* WHAT TO DO
Leave out the pictures, and reproduce exactly the lines from the line containing "Output the text content of this document." through the final line of the entries.

* SOURCE DATA
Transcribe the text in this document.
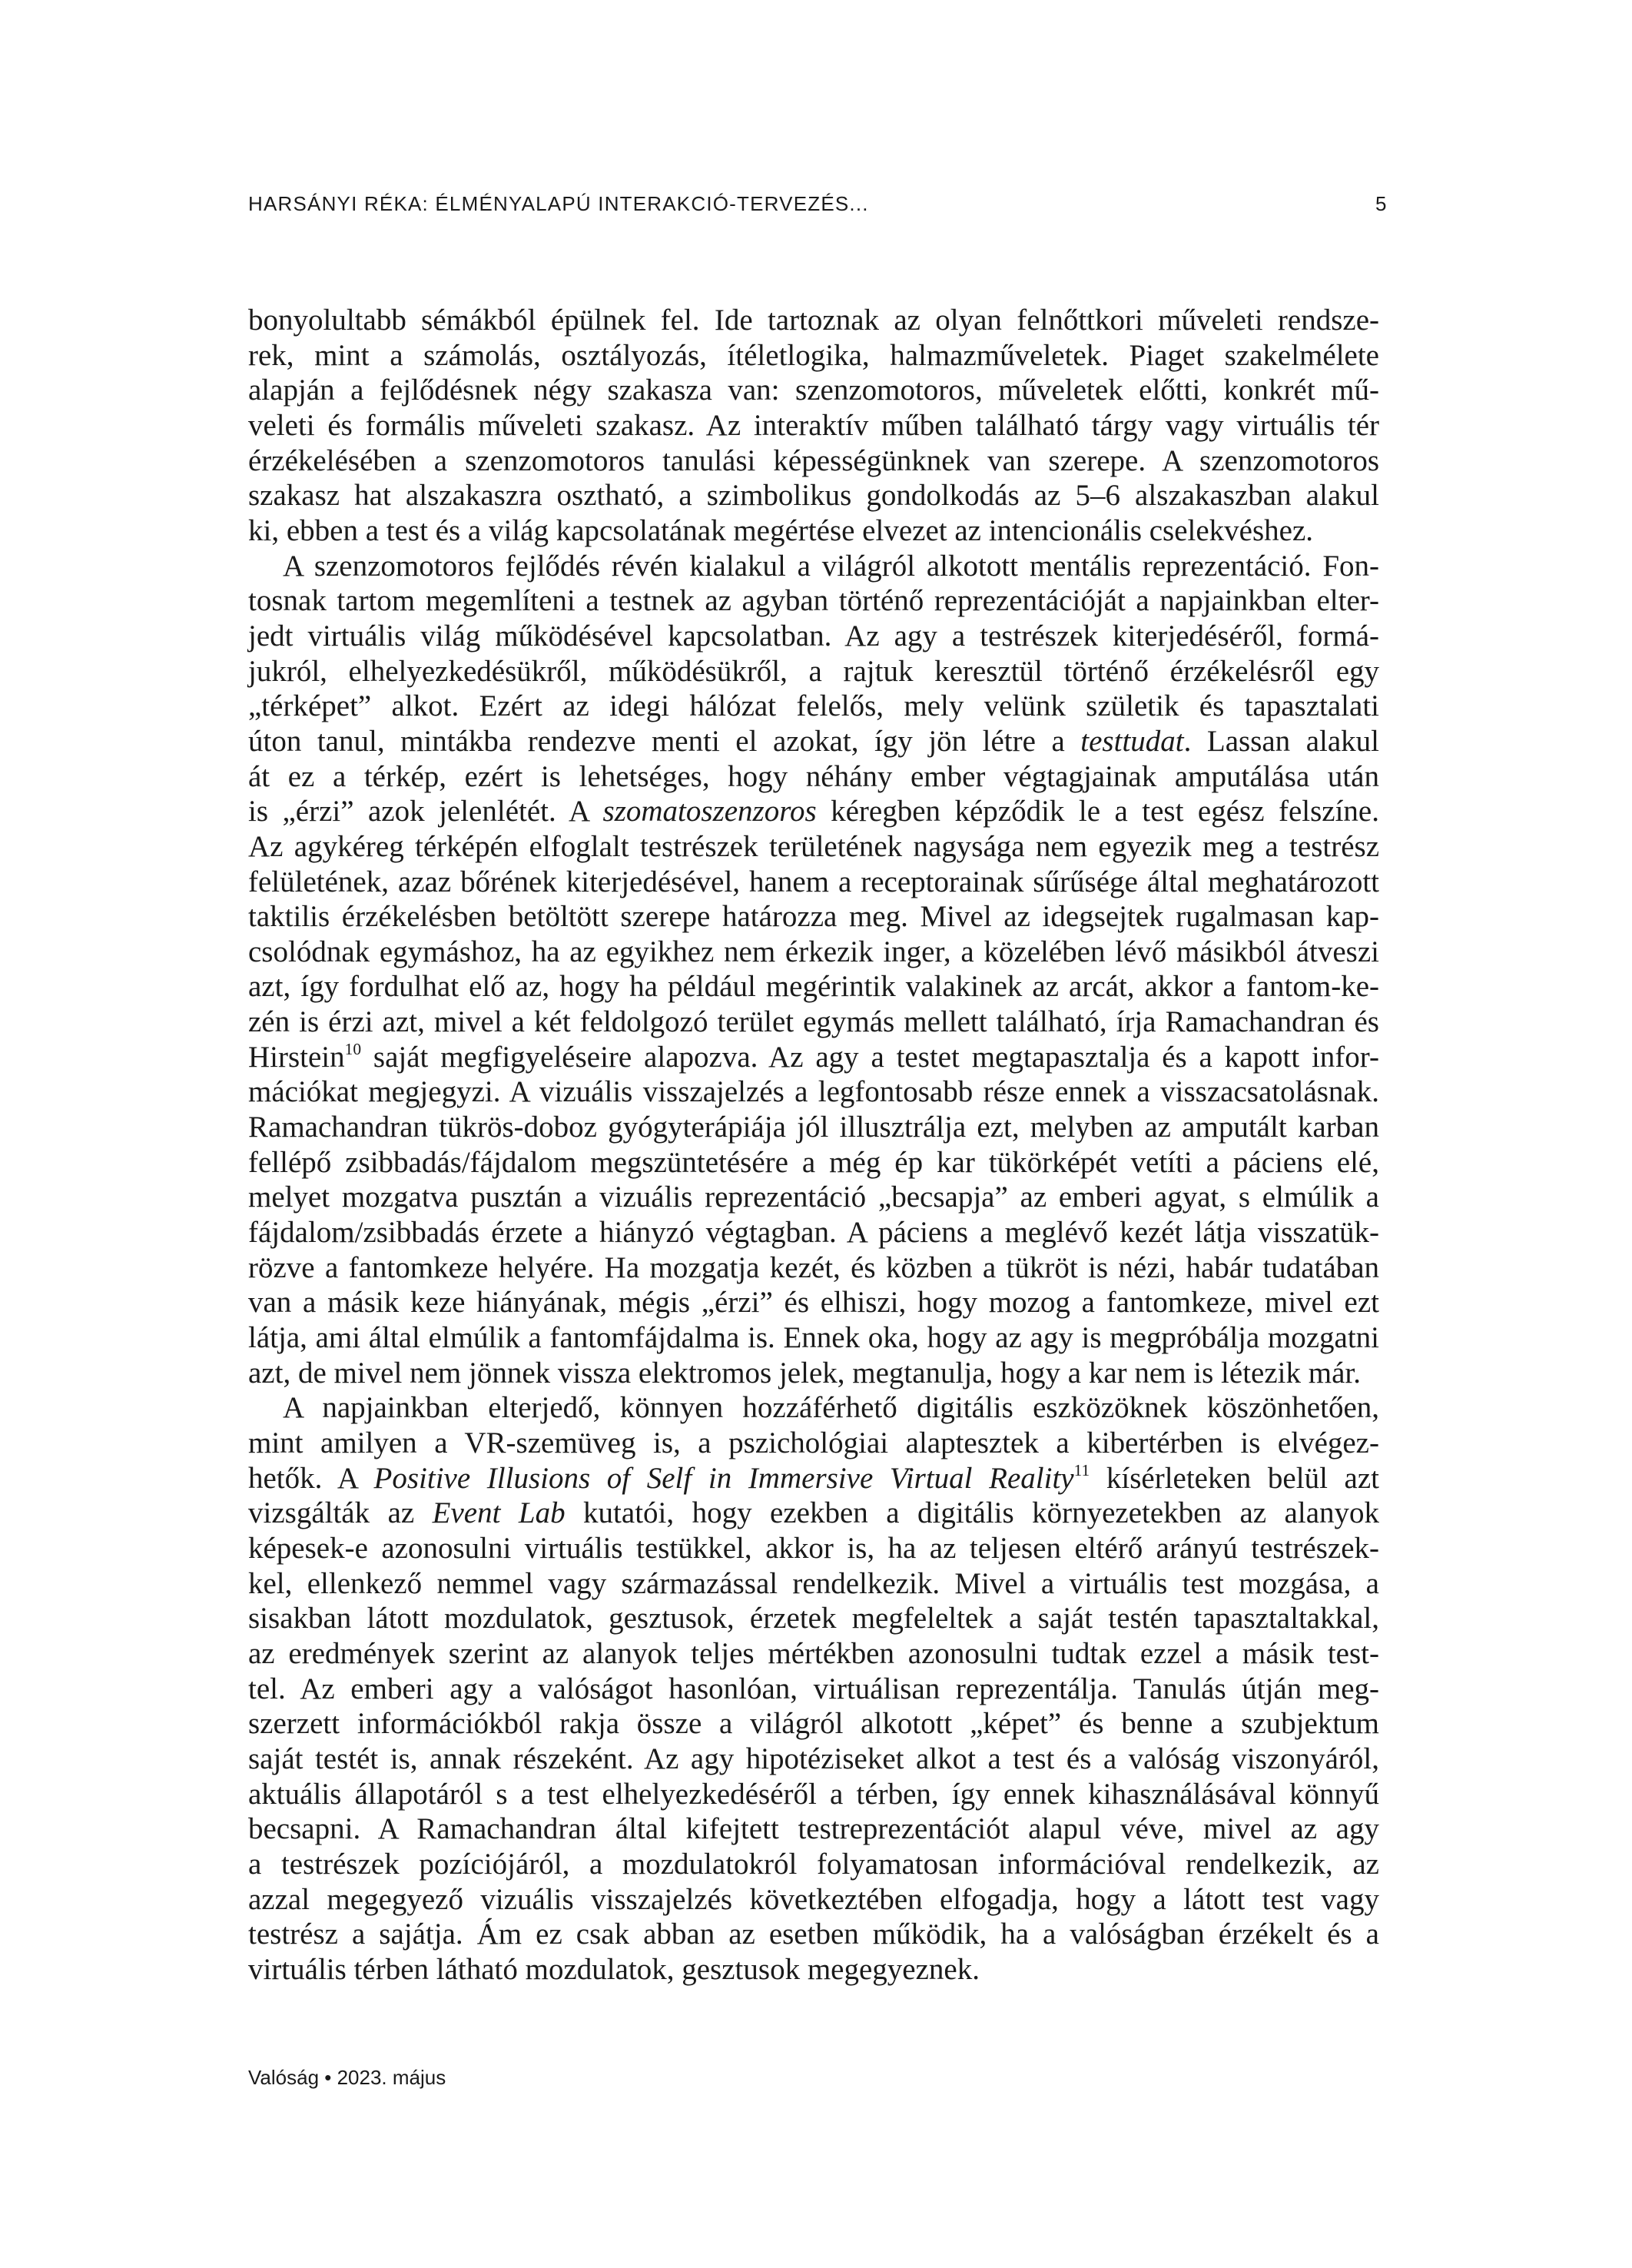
HARSÁNYI RÉKA: ÉLMÉNYALAPÚ INTERAKCIÓ-TERVEZÉS...	5
bonyolultabb sémákból épülnek fel. Ide tartoznak az olyan felnőttkori műveleti rendsze-
rek, mint a számolás, osztályozás, ítéletlogika, halmazműveletek. Piaget szakelmélete
alapján a fejlődésnek négy szakasza van: szenzomotoros, műveletek előtti, konkrét mű-
veleti és formális műveleti szakasz. Az interaktív műben található tárgy vagy virtuális tér
érzékelésében a szenzomotoros tanulási képességünknek van szerepe. A szenzomotoros
szakasz hat alszakaszra osztható, a szimbolikus gondolkodás az 5–6 alszakaszban alakul
ki, ebben a test és a világ kapcsolatának megértése elvezet az intencionális cselekvéshez.
A szenzomotoros fejlődés révén kialakul a világról alkotott mentális reprezentáció. Fon-
tosnak tartom megemlíteni a testnek az agyban történő reprezentációját a napjainkban elter-
jedt virtuális világ működésével kapcsolatban. Az agy a testrészek kiterjedéséről, formá-
jukról, elhelyezkedésükről, működésükről, a rajtuk keresztül történő érzékelésről egy
„térképet” alkot. Ezért az idegi hálózat felelős, mely velünk születik és tapasztalati
úton tanul, mintákba rendezve menti el azokat, így jön létre a testtudat. Lassan alakul
át ez a térkép, ezért is lehetséges, hogy néhány ember végtagjainak amputálása után
is „érzi” azok jelenlétét. A szomatoszenzoros kéregben képződik le a test egész felszíne.
Az agykéreg térképén elfoglalt testrészek területének nagysága nem egyezik meg a testrész
felületének, azaz bőrének kiterjedésével, hanem a receptorainak sűrűsége által meghatározott
taktilis érzékelésben betöltött szerepe határozza meg. Mivel az idegsejtek rugalmasan kap-
csolódnak egymáshoz, ha az egyikhez nem érkezik inger, a közelében lévő másikból átveszi
azt, így fordulhat elő az, hogy ha például megérintik valakinek az arcát, akkor a fantom-ke-
zén is érzi azt, mivel a két feldolgozó terület egymás mellett található, írja Ramachandran és
Hirstein$^{10}$ saját megfigyeléseire alapozva. Az agy a testet megtapasztalja és a kapott infor-
mációkat megjegyzi. A vizuális visszajelzés a legfontosabb része ennek a visszacsatolásnak.
Ramachandran tükrös-doboz gyógyterápiája jól illusztrálja ezt, melyben az amputált karban
fellépő zsibbadás/fájdalom megszüntetésére a még ép kar tükörképét vetíti a páciens elé,
melyet mozgatva pusztán a vizuális reprezentáció „becsapja” az emberi agyat, s elmúlik a
fájdalom/zsibbadás érzete a hiányzó végtagban. A páciens a meglévő kezét látja visszatük-
rözve a fantomkeze helyére. Ha mozgatja kezét, és közben a tükröt is nézi, habár tudatában
van a másik keze hiányának, mégis „érzi” és elhiszi, hogy mozog a fantomkeze, mivel ezt
látja, ami által elmúlik a fantomfájdalma is. Ennek oka, hogy az agy is megpróbálja mozgatni
azt, de mivel nem jönnek vissza elektromos jelek, megtanulja, hogy a kar nem is létezik már.
A napjainkban elterjedő, könnyen hozzáférhető digitális eszközöknek köszönhetően,
mint amilyen a VR-szemüveg is, a pszichológiai alaptesztek a kibertérben is elvégez-
hetők. A Positive Illusions of Self in Immersive Virtual Reality$^{11}$ kísérleteken belül azt
vizsgálták az Event Lab kutatói, hogy ezekben a digitális környezetekben az alanyok
képesek-e azonosulni virtuális testükkel, akkor is, ha az teljesen eltérő arányú testrészek-
kel, ellenkező nemmel vagy származással rendelkezik. Mivel a virtuális test mozgása, a
sisakban látott mozdulatok, gesztusok, érzetek megfeleltek a saját testén tapasztaltakkal,
az eredmények szerint az alanyok teljes mértékben azonosulni tudtak ezzel a másik test-
tel. Az emberi agy a valóságot hasonlóan, virtuálisan reprezentálja. Tanulás útján meg-
szerzett információkból rakja össze a világról alkotott „képet” és benne a szubjektum
saját testét is, annak részeként. Az agy hipotéziseket alkot a test és a valóság viszonyáról,
aktuális állapotáról s a test elhelyezkedéséről a térben, így ennek kihasználásával könnyű
becsapni. A Ramachandran által kifejtett testreprezentációt alapul véve, mivel az agy
a testrészek pozíciójáról, a mozdulatokról folyamatosan információval rendelkezik, az
azzal megegyező vizuális visszajelzés következtében elfogadja, hogy a látott test vagy
testrész a sajátja. Ám ez csak abban az esetben működik, ha a valóságban érzékelt és a
virtuális térben látható mozdulatok, gesztusok megegyeznek.
Valóság • 2023. május
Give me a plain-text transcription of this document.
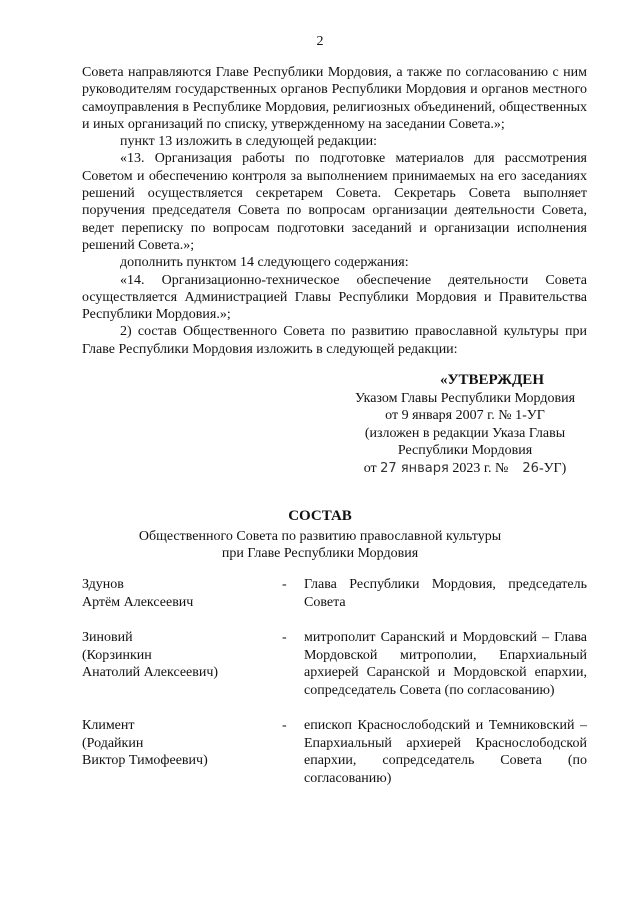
2

Совета направляются Главе Республики Мордовия, а также по согласованию с ним руководителям государственных органов Республики Мордовия и органов местного самоуправления в Республике Мордовия, религиозных объединений, общественных и иных организаций по списку, утвержденному на заседании Совета.»;

пункт 13 изложить в следующей редакции:

«13. Организация работы по подготовке материалов для рассмотрения Советом и обеспечению контроля за выполнением принимаемых на его заседаниях решений осуществляется секретарем Совета. Секретарь Совета выполняет поручения председателя Совета по вопросам организации деятельности Совета, ведет переписку по вопросам подготовки заседаний и организации исполнения решений Совета.»;

дополнить пунктом 14 следующего содержания:

«14. Организационно-техническое обеспечение деятельности Совета осуществляется Администрацией Главы Республики Мордовия и Правительства Республики Мордовия.»;

2) состав Общественного Совета по развитию православной культуры при Главе Республики Мордовия изложить в следующей редакции:

«УТВЕРЖДЕН
Указом Главы Республики Мордовия
от 9 января 2007 г. № 1-УГ
(изложен в редакции Указа Главы
Республики Мордовия
от 27 января 2023 г. № 26-УГ)
СОСТАВ
Общественного Совета по развитию православной культуры
при Главе Республики Мордовия
Здунов
Артём Алексеевич
-	Глава Республики Мордовия, председатель Совета
Зиновий
(Корзинкин
Анатолий Алексеевич)
-	митрополит Саранский и Мордовский – Глава Мордовской митрополии, Епархиальный архиерей Саранской и Мордовской епархии, сопредседатель Совета (по согласованию)
Климент
(Родайкин
Виктор Тимофеевич)
-	епископ Краснослободский и Темниковский – Епархиальный архиерей Краснослободской епархии, сопредседатель Совета (по согласованию)
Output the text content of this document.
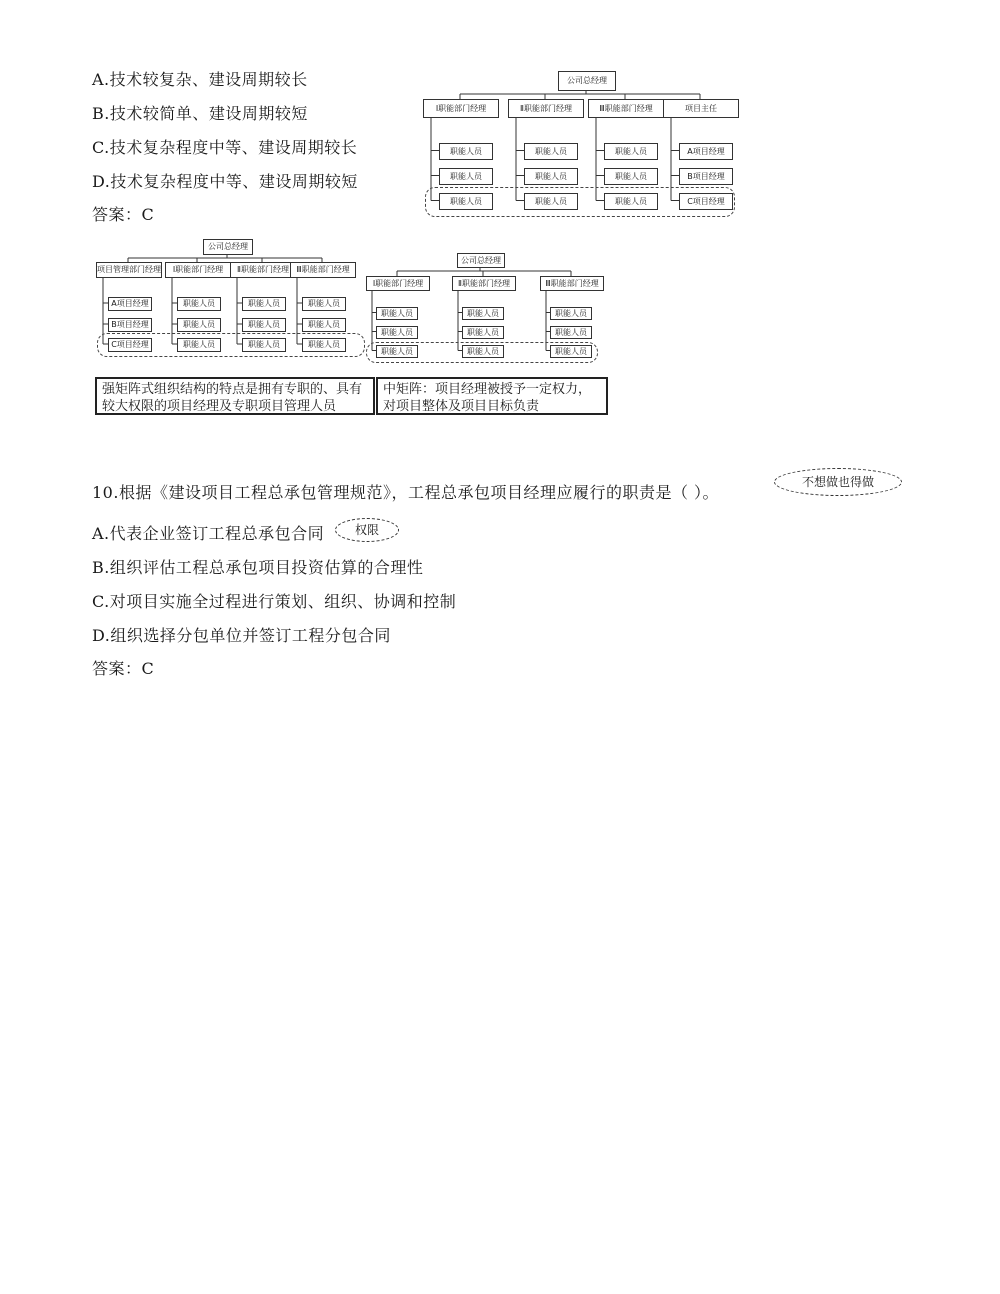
A.技术较复杂、建设周期较长
B.技术较简单、建设周期较短
C.技术复杂程度中等、建设周期较长
D.技术复杂程度中等、建设周期较短
答案：C
公司总经理
Ⅰ职能部门经理
职能人员
职能人员
职能人员
Ⅱ职能部门经理
职能人员
职能人员
职能人员
Ⅲ职能部门经理
职能人员
职能人员
职能人员
项目主任
A项目经理
B项目经理
C项目经理
公司总经理
项目管理部门经理
A项目经理
B项目经理
C项目经理
Ⅰ职能部门经理
职能人员
职能人员
职能人员
Ⅱ职能部门经理
职能人员
职能人员
职能人员
Ⅲ职能部门经理
职能人员
职能人员
职能人员
公司总经理
Ⅰ职能部门经理
职能人员
职能人员
职能人员
Ⅱ职能部门经理
职能人员
职能人员
职能人员
Ⅲ职能部门经理
职能人员
职能人员
职能人员
强矩阵式组织结构的特点是拥有专职的、具有较大权限的项目经理及专职项目管理人员
中矩阵：项目经理被授予一定权力，对项目整体及项目目标负责
10.根据《建设项目工程总承包管理规范》，工程总承包项目经理应履行的职责是（ ）。
不想做也得做
A.代表企业签订工程总承包合同	权限
B.组织评估工程总承包项目投资估算的合理性
C.对项目实施全过程进行策划、组织、协调和控制
D.组织选择分包单位并签订工程分包合同
答案：C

* RESULT OF THIS EXERCISE
Output the text content of this document.
A.技术较复杂、建设周期较长
B.技术较简单、建设周期较短
C.技术复杂程度中等、建设周期较长
D.技术复杂程度中等、建设周期较短
答案：C
公司总经理
Ⅰ职能部门经理
职能人员
职能人员
职能人员
Ⅱ职能部门经理
职能人员
职能人员
职能人员
Ⅲ职能部门经理
职能人员
职能人员
职能人员
项目主任
A项目经理
B项目经理
C项目经理
公司总经理
项目管理部门经理
A项目经理
B项目经理
C项目经理
Ⅰ职能部门经理
职能人员
职能人员
职能人员
Ⅱ职能部门经理
职能人员
职能人员
职能人员
Ⅲ职能部门经理
职能人员
职能人员
职能人员
公司总经理
Ⅰ职能部门经理
职能人员
职能人员
职能人员
Ⅱ职能部门经理
职能人员
职能人员
职能人员
Ⅲ职能部门经理
职能人员
职能人员
职能人员
强矩阵式组织结构的特点是拥有专职的、具有较大权限的项目经理及专职项目管理人员
中矩阵：项目经理被授予一定权力，对项目整体及项目目标负责
10.根据《建设项目工程总承包管理规范》，工程总承包项目经理应履行的职责是（ ）。
不想做也得做
A.代表企业签订工程总承包合同	权限
B.组织评估工程总承包项目投资估算的合理性
C.对项目实施全过程进行策划、组织、协调和控制
D.组织选择分包单位并签订工程分包合同
答案：C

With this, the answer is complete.